What needs to be done →
Lines before the one containing "Output the text content of this document." are excluded; reproduce that line and all lines after it in the entries below, exactly.

Data to use →

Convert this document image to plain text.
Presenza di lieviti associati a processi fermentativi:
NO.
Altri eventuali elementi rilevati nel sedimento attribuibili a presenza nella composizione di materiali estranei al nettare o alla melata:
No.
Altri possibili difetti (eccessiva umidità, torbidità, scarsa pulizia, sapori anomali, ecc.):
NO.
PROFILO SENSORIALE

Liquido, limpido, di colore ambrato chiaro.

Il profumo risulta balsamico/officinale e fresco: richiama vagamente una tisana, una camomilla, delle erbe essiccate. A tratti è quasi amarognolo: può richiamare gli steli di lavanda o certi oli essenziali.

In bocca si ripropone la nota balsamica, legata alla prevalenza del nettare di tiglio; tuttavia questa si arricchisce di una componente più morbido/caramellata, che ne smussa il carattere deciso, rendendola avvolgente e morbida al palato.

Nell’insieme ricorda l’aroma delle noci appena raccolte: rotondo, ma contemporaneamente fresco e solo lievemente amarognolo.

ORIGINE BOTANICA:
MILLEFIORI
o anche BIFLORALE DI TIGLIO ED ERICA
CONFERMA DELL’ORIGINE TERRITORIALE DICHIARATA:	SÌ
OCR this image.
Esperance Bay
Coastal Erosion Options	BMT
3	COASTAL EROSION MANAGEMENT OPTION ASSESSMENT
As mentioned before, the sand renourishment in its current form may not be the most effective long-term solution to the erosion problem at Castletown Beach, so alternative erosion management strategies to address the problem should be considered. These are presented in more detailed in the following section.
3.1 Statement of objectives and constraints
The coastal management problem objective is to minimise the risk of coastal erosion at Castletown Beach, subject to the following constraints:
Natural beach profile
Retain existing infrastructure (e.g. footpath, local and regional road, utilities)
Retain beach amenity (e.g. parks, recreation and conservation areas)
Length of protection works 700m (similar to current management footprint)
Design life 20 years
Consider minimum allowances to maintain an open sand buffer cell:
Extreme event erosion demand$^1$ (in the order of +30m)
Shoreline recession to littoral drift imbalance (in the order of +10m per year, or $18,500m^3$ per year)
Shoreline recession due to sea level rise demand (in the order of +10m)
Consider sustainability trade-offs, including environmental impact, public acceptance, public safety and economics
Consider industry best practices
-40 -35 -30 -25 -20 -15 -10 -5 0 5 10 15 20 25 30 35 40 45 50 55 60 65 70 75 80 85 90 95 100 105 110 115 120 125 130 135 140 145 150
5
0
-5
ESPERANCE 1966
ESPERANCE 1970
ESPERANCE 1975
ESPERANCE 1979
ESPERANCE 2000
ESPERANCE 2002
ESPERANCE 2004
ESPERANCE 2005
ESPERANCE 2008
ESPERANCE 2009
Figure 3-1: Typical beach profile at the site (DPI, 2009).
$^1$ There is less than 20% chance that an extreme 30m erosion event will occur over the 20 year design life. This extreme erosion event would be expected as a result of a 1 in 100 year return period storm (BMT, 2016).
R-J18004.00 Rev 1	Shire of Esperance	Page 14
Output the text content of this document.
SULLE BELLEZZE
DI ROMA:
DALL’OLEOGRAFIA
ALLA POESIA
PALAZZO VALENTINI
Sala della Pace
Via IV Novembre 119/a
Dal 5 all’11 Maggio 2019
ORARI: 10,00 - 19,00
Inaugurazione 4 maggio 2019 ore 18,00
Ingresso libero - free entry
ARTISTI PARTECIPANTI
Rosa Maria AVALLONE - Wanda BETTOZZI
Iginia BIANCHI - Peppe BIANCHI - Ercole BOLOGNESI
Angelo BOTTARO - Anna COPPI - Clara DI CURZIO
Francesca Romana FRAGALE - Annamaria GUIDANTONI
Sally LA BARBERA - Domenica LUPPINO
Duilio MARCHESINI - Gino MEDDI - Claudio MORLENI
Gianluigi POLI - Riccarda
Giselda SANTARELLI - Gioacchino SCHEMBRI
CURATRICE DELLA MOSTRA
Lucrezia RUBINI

Exercise response →
Output the text content of this document.
SULLE BELLEZZE
DI ROMA:
DALL’OLEOGRAFIA
ALLA POESIA
PALAZZO VALENTINI
Sala della Pace
Via IV Novembre 119/a
Dal 5 all’11 Maggio 2019
ORARI: 10,00 - 19,00
Inaugurazione 4 maggio 2019 ore 18,00
Ingresso libero - free entry
ARTISTI PARTECIPANTI
Rosa Maria AVALLONE - Wanda BETTOZZI
Iginia BIANCHI - Peppe BIANCHI - Ercole BOLOGNESI
Angelo BOTTARO - Anna COPPI - Clara DI CURZIO
Francesca Romana FRAGALE - Annamaria GUIDANTONI
Sally LA BARBERA - Domenica LUPPINO
Duilio MARCHESINI - Gino MEDDI - Claudio MORLENI
Gianluigi POLI - Riccarda
Giselda SANTARELLI - Gioacchino SCHEMBRI
CURATRICE DELLA MOSTRA
Lucrezia RUBINI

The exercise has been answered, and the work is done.